DATASET ROWS:
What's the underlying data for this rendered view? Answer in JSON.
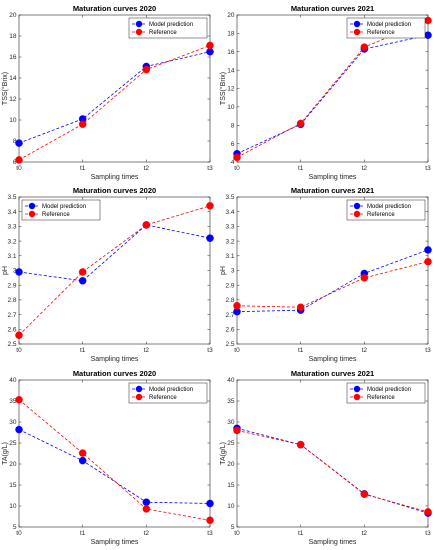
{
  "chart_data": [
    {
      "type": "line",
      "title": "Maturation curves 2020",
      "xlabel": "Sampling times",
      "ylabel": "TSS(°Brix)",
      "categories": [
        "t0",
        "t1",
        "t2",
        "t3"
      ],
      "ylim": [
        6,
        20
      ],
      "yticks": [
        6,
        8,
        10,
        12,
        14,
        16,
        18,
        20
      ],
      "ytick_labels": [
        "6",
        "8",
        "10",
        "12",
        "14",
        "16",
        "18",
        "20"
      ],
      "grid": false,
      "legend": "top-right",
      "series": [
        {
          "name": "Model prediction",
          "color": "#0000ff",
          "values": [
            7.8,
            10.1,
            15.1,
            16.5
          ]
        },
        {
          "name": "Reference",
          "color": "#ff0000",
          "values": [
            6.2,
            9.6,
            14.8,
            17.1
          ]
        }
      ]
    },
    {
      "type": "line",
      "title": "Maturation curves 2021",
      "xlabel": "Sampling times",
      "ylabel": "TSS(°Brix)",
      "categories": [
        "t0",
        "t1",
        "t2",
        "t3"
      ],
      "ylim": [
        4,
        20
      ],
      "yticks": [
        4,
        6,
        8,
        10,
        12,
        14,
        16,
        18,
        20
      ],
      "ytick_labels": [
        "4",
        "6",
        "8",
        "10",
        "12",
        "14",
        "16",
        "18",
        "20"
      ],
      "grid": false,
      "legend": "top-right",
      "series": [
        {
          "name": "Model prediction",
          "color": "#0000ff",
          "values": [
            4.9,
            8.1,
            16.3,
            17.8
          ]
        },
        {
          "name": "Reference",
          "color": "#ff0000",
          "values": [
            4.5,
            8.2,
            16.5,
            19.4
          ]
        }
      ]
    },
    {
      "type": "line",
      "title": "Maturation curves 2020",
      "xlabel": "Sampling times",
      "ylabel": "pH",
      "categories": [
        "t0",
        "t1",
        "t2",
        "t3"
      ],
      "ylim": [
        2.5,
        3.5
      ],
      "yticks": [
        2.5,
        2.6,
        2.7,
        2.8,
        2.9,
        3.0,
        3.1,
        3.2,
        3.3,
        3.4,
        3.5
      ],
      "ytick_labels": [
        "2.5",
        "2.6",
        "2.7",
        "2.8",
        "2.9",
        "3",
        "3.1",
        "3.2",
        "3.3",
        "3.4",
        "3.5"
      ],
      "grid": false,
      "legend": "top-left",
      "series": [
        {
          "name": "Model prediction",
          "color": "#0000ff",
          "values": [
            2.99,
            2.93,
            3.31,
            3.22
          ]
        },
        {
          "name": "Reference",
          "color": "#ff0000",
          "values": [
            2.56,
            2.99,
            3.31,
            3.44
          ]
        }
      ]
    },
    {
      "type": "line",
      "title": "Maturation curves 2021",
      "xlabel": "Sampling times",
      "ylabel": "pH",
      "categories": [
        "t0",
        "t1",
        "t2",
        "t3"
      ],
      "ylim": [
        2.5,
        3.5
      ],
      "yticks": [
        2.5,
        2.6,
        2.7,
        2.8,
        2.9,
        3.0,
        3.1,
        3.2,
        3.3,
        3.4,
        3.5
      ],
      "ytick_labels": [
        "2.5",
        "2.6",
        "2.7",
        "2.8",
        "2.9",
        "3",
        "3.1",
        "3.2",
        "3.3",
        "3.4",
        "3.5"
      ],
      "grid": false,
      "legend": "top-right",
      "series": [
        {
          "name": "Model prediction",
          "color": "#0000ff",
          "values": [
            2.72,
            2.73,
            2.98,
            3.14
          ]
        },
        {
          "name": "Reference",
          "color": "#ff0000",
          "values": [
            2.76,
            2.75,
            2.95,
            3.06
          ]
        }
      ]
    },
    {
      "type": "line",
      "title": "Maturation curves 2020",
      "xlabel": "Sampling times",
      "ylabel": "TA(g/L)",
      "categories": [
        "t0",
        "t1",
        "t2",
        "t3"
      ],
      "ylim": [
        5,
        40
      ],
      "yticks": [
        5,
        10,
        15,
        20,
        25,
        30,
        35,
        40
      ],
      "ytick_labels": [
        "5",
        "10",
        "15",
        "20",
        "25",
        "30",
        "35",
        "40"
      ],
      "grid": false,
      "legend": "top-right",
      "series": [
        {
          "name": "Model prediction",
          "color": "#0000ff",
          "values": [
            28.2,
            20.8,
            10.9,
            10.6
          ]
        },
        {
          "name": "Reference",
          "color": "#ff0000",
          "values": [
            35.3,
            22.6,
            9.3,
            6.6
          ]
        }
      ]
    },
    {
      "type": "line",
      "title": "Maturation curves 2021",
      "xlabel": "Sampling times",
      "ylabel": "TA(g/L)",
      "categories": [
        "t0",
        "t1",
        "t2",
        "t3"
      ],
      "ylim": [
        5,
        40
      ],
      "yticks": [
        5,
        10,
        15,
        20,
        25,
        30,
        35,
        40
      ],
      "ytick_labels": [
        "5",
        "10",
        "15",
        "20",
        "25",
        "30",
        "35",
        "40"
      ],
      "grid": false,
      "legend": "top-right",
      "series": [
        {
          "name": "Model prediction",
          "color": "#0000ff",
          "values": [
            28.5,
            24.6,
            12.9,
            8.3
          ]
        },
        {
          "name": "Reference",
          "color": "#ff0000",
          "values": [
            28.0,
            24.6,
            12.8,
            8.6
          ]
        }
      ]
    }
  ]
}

THE EXERCISE:
From the entries above, output every line exactly and omit any image.

OUTPUT:
What's the underlying data for this rendered view? Answer in JSON.
{
  "chart_data": [
    {
      "type": "line",
      "title": "Maturation curves 2020",
      "xlabel": "Sampling times",
      "ylabel": "TSS(°Brix)",
      "categories": [
        "t0",
        "t1",
        "t2",
        "t3"
      ],
      "ylim": [
        6,
        20
      ],
      "yticks": [
        6,
        8,
        10,
        12,
        14,
        16,
        18,
        20
      ],
      "ytick_labels": [
        "6",
        "8",
        "10",
        "12",
        "14",
        "16",
        "18",
        "20"
      ],
      "grid": false,
      "legend": "top-right",
      "series": [
        {
          "name": "Model prediction",
          "color": "#0000ff",
          "values": [
            7.8,
            10.1,
            15.1,
            16.5
          ]
        },
        {
          "name": "Reference",
          "color": "#ff0000",
          "values": [
            6.2,
            9.6,
            14.8,
            17.1
          ]
        }
      ]
    },
    {
      "type": "line",
      "title": "Maturation curves 2021",
      "xlabel": "Sampling times",
      "ylabel": "TSS(°Brix)",
      "categories": [
        "t0",
        "t1",
        "t2",
        "t3"
      ],
      "ylim": [
        4,
        20
      ],
      "yticks": [
        4,
        6,
        8,
        10,
        12,
        14,
        16,
        18,
        20
      ],
      "ytick_labels": [
        "4",
        "6",
        "8",
        "10",
        "12",
        "14",
        "16",
        "18",
        "20"
      ],
      "grid": false,
      "legend": "top-right",
      "series": [
        {
          "name": "Model prediction",
          "color": "#0000ff",
          "values": [
            4.9,
            8.1,
            16.3,
            17.8
          ]
        },
        {
          "name": "Reference",
          "color": "#ff0000",
          "values": [
            4.5,
            8.2,
            16.5,
            19.4
          ]
        }
      ]
    },
    {
      "type": "line",
      "title": "Maturation curves 2020",
      "xlabel": "Sampling times",
      "ylabel": "pH",
      "categories": [
        "t0",
        "t1",
        "t2",
        "t3"
      ],
      "ylim": [
        2.5,
        3.5
      ],
      "yticks": [
        2.5,
        2.6,
        2.7,
        2.8,
        2.9,
        3.0,
        3.1,
        3.2,
        3.3,
        3.4,
        3.5
      ],
      "ytick_labels": [
        "2.5",
        "2.6",
        "2.7",
        "2.8",
        "2.9",
        "3",
        "3.1",
        "3.2",
        "3.3",
        "3.4",
        "3.5"
      ],
      "grid": false,
      "legend": "top-left",
      "series": [
        {
          "name": "Model prediction",
          "color": "#0000ff",
          "values": [
            2.99,
            2.93,
            3.31,
            3.22
          ]
        },
        {
          "name": "Reference",
          "color": "#ff0000",
          "values": [
            2.56,
            2.99,
            3.31,
            3.44
          ]
        }
      ]
    },
    {
      "type": "line",
      "title": "Maturation curves 2021",
      "xlabel": "Sampling times",
      "ylabel": "pH",
      "categories": [
        "t0",
        "t1",
        "t2",
        "t3"
      ],
      "ylim": [
        2.5,
        3.5
      ],
      "yticks": [
        2.5,
        2.6,
        2.7,
        2.8,
        2.9,
        3.0,
        3.1,
        3.2,
        3.3,
        3.4,
        3.5
      ],
      "ytick_labels": [
        "2.5",
        "2.6",
        "2.7",
        "2.8",
        "2.9",
        "3",
        "3.1",
        "3.2",
        "3.3",
        "3.4",
        "3.5"
      ],
      "grid": false,
      "legend": "top-right",
      "series": [
        {
          "name": "Model prediction",
          "color": "#0000ff",
          "values": [
            2.72,
            2.73,
            2.98,
            3.14
          ]
        },
        {
          "name": "Reference",
          "color": "#ff0000",
          "values": [
            2.76,
            2.75,
            2.95,
            3.06
          ]
        }
      ]
    },
    {
      "type": "line",
      "title": "Maturation curves 2020",
      "xlabel": "Sampling times",
      "ylabel": "TA(g/L)",
      "categories": [
        "t0",
        "t1",
        "t2",
        "t3"
      ],
      "ylim": [
        5,
        40
      ],
      "yticks": [
        5,
        10,
        15,
        20,
        25,
        30,
        35,
        40
      ],
      "ytick_labels": [
        "5",
        "10",
        "15",
        "20",
        "25",
        "30",
        "35",
        "40"
      ],
      "grid": false,
      "legend": "top-right",
      "series": [
        {
          "name": "Model prediction",
          "color": "#0000ff",
          "values": [
            28.2,
            20.8,
            10.9,
            10.6
          ]
        },
        {
          "name": "Reference",
          "color": "#ff0000",
          "values": [
            35.3,
            22.6,
            9.3,
            6.6
          ]
        }
      ]
    },
    {
      "type": "line",
      "title": "Maturation curves 2021",
      "xlabel": "Sampling times",
      "ylabel": "TA(g/L)",
      "categories": [
        "t0",
        "t1",
        "t2",
        "t3"
      ],
      "ylim": [
        5,
        40
      ],
      "yticks": [
        5,
        10,
        15,
        20,
        25,
        30,
        35,
        40
      ],
      "ytick_labels": [
        "5",
        "10",
        "15",
        "20",
        "25",
        "30",
        "35",
        "40"
      ],
      "grid": false,
      "legend": "top-right",
      "series": [
        {
          "name": "Model prediction",
          "color": "#0000ff",
          "values": [
            28.5,
            24.6,
            12.9,
            8.3
          ]
        },
        {
          "name": "Reference",
          "color": "#ff0000",
          "values": [
            28.0,
            24.6,
            12.8,
            8.6
          ]
        }
      ]
    }
  ]
}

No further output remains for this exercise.